→ COSA FARAI
1. Secondo il testo sulle varianti di SARS-CoV-2 nel paziente immunocompromesso, in quante occasioni gli autori hanno raccolto campioni del virus durante il trattamento?
2. Riprendi il testo sulle varianti di SARS-CoV-2 nel paziente immunocompromesso e proseguilo dopo la sua ultima frase.

→ TESTO FORNITO
● ● ● ● ● ● ●

AGI - Il trattamento con plasma convalescente ha coinciso con l'emergere di diverse varianti di SARS-CoV-2 in un individuo immunosoppresso: lo hanno scoperto alcuni ricercatori guidati da Ravindra Gupta del Cambridge Institute of Therapy Immunology & Infectious Disease, Cambridge (UK) che in un articolo pubblicato su Nature riportano il caso di un paziente maschio immunocompromesso sulla settantina con SARS-CoV-2, che aveva precedentemente ricevuto chemioterapia per linfoma.
L'individuo è stato ricoverato in ospedale nell'estate del 2020 ed è stato trattato senza successo con antibiotici, steroidi e cicli di remdesivir e terapia al plasma di convalescenza nel corso di 101 giorni.
Dopo la terapia al plasma, la variante dominante includeva una delezione presente nella variante B.1.1.7 SARS-CoV-2 scoperta nel Regno Unito.
I risultati sollevano la possibilità che l'evoluzione di SARS-CoV-2 possa verificarsi in individui immunosoppressi quando può avvenire una replicazione virale prolungata. Durante il trattamento, gli autori hanno raccolto campioni del virus in 23 occasioni.
Gli autori hanno scoperto che tra i giorni 66 e 82, dopo la somministrazione dei primi due cicli di plasma convalescente, è stato osservato un cambiamento nella popolazione virale. Hanno scoperto che una variante con due alterazioni nella proteina spike - una delezione alla posizione 69/70 (presente nella variante britannica B.1.1.7) e la mutazione che porta alla sostituzione D796H - è diventata prevalente.

● ● ● ● ● ● ●

(Voci di dati archiviate)

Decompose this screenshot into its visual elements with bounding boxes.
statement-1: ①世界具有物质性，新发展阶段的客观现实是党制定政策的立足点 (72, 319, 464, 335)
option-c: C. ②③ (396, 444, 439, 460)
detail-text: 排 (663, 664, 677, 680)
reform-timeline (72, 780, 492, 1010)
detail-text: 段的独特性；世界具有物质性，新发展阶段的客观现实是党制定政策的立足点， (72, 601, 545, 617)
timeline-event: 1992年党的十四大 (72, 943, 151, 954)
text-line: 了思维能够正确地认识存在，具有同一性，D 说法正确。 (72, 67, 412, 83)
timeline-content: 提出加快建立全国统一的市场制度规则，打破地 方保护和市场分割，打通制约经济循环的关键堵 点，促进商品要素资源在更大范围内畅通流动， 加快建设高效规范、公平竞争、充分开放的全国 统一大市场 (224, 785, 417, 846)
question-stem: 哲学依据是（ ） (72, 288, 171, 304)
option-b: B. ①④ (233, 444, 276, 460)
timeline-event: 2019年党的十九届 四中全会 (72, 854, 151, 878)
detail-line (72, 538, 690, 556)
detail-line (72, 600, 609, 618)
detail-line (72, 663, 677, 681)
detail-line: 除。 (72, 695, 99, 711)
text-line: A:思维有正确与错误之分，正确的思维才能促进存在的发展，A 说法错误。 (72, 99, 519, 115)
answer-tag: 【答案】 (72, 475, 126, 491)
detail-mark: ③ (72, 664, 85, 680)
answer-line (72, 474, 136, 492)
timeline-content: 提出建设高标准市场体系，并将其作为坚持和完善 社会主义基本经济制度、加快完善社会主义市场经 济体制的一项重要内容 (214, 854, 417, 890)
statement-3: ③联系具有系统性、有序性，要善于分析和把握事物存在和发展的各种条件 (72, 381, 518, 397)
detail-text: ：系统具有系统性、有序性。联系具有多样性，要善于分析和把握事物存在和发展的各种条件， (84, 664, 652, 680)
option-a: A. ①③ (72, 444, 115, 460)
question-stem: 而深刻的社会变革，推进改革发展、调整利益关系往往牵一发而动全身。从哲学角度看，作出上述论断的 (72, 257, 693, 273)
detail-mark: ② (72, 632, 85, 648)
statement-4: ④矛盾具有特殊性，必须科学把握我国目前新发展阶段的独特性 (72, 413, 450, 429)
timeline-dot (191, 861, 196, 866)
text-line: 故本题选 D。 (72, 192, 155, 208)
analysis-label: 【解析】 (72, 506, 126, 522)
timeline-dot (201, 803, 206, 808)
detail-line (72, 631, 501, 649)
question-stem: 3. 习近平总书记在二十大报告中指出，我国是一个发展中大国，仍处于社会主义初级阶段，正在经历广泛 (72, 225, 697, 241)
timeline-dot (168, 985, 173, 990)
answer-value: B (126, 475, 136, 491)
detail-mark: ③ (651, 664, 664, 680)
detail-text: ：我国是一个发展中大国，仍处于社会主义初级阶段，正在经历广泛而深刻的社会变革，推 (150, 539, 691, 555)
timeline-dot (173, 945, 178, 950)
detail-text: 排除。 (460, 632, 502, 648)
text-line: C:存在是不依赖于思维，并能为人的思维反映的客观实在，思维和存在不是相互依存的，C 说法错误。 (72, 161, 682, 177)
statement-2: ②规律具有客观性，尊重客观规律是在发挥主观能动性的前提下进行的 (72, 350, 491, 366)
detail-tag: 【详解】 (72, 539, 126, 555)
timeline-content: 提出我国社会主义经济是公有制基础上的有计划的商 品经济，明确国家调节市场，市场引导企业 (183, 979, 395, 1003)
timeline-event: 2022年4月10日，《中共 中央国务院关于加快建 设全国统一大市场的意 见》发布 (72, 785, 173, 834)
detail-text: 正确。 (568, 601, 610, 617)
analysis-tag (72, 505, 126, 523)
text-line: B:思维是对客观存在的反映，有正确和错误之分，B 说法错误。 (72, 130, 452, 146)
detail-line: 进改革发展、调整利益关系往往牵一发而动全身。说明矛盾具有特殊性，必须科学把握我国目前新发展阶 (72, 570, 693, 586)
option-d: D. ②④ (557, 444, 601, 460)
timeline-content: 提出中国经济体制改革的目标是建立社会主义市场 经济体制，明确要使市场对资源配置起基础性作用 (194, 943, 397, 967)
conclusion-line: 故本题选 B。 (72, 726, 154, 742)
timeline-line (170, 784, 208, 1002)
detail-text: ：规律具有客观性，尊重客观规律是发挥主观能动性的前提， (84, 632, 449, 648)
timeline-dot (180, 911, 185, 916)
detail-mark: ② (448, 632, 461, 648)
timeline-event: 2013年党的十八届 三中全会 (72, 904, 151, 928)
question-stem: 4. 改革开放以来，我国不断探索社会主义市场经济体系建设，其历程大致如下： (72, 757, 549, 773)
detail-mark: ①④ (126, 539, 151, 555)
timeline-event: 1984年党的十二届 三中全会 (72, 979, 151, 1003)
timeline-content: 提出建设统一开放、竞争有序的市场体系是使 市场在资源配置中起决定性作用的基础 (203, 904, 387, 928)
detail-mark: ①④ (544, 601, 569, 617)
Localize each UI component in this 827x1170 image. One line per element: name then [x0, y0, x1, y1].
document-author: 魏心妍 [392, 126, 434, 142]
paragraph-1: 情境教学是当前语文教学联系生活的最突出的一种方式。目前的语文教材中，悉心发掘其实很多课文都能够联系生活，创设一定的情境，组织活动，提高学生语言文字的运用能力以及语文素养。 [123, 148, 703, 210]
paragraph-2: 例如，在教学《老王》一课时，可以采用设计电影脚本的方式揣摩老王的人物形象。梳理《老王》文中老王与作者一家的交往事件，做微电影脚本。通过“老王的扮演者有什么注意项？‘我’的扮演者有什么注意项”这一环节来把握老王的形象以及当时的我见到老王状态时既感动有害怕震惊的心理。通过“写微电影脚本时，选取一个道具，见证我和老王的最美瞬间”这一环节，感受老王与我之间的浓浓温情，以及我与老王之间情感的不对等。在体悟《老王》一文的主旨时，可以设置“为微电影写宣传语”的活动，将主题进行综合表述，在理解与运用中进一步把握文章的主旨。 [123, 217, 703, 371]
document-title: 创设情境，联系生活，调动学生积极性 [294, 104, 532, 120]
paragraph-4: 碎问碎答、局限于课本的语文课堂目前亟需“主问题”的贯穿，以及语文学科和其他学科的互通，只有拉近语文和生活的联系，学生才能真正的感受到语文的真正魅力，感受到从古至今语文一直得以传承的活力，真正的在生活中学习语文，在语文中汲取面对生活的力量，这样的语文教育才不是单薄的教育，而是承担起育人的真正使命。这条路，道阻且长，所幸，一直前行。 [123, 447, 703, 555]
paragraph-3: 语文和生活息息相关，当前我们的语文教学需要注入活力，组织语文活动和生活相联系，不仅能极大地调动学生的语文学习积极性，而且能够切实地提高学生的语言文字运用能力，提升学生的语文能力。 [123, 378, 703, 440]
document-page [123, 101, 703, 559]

● ● ● ● ● ● ●

→ RISPOSTE FORNITE
1. In 23 occasioni.

2.
Questa popolazione è riemersa dopo un terzo ciclo di remdesivir (giorno 93) e plasma (giorno 95). Gli autori suggeriscono che il ripetuto aumento della frequenza di questa popolazione virale dopo la terapia al plasma può significare che le mutazioni conferiscono un vantaggio selettivo. Tuttavia, concludono che l'emergere di questa variante non è stata la ragione principale del fallimento del trattamento. Gli autori notano che questo è "un singolo caso di studio e pertanto possibile trarre conclusioni limitate sulla generalizzabilità dei risultati. Tuttavia, i risultati potrebbero giustificare cautela nell'uso del plasma convalescente per trattare le infezioni da SARS-CoV-2 in pazienti immunosoppressi".